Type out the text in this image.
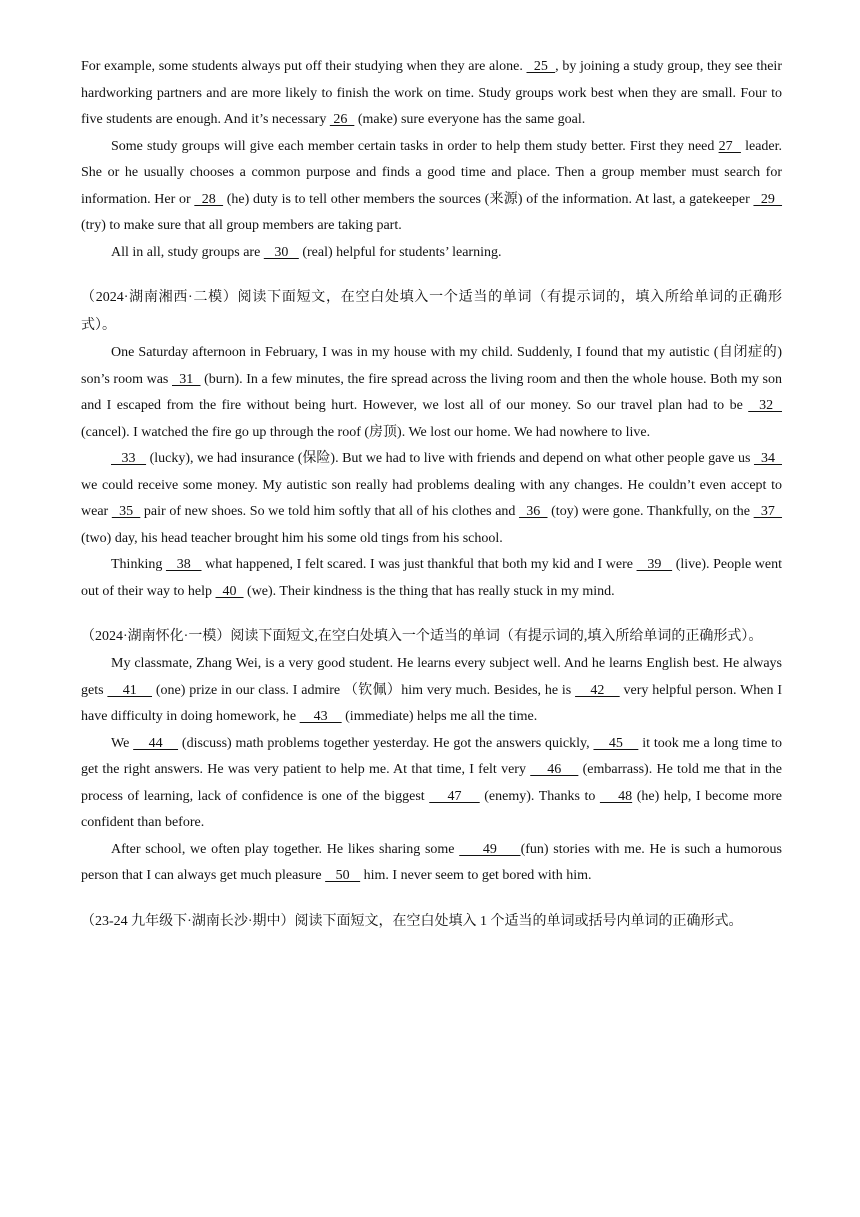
For example, some students always put off their studying when they are alone.   25  , by joining a study group, they see their hardworking partners and are more likely to finish the work on time. Study groups work best when they are small. Four to five students are enough. And it’s necessary  26   (make) sure everyone has the same goal.

Some study groups will give each member certain tasks in order to help them study better. First they need 27   leader. She or he usually chooses a common purpose and finds a good time and place. Then a group member must search for information. Her or   28   (he) duty is to tell other members the sources (来源) of the information. At last, a gatekeeper   29   (try) to make sure that all group members are taking part.

All in all, study groups are    30    (real) helpful for students’ learning.

（2024·湖南湘西·二模）阅读下面短文，在空白处填入一个适当的单词（有提示词的，填入所给单词的正确形式）。

One Saturday afternoon in February, I was in my house with my child. Suddenly, I found that my autistic (自闭症的) son’s room was   31   (burn). In a few minutes, the fire spread across the living room and then the whole house. Both my son and I escaped from the fire without being hurt. However, we lost all of our money. So our travel plan had to be   32   (cancel). I watched the fire go up through the roof (房顶). We lost our home. We had nowhere to live.

33    (lucky), we had insurance (保险). But we had to live with friends and depend on what other people gave us   34   we could receive some money. My autistic son really had problems dealing with any changes. He couldn’t even accept to wear   35   pair of new shoes. So we told him softly that all of his clothes and   36   (toy) were gone. Thankfully, on the   37   (two) day, his head teacher brought him his some old tings from his school.

Thinking    38    what happened, I felt scared. I was just thankful that both my kid and I were    39    (live). People went out of their way to help   40   (we). Their kindness is the thing that has really stuck in my mind.

（2024·湖南怀化·一模）阅读下面短文,在空白处填入一个适当的单词（有提示词的,填入所给单词的正确形式）。

My classmate, Zhang Wei, is a very good student. He learns every subject well. And he learns English best. He always gets     41     (one) prize in our class. I admire （钦佩）him very much. Besides, he is     42     very helpful person. When I have difficulty in doing homework, he     43     (immediate) helps me all the time.

We     44     (discuss) math problems together yesterday. He got the answers quickly,     45     it took me a long time to get the right answers. He was very patient to help me. At that time, I felt very     46     (embarrass). He told me that in the process of learning, lack of confidence is one of the biggest     47     (enemy). Thanks to     48 (he) help, I become more confident than before.

After school, we often play together. He likes sharing some      49     (fun) stories with me. He is such a humorous person that I can always get much pleasure    50    him. I never seem to get bored with him.

（23-24 九年级下·湖南长沙·期中）阅读下面短文，在空白处填入 1 个适当的单词或括号内单词的正确形式。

★ ★ ★

Take each line of the material that contains the word "有提示词的" and list it.

（2024·湖南湘西·二模）阅读下面短文，在空白处填入一个适当的单词（有提示词的，填入所给单词的正确形式）。
（2024·湖南怀化·一模）阅读下面短文,在空白处填入一个适当的单词（有提示词的,填入所给单词的正确形式）。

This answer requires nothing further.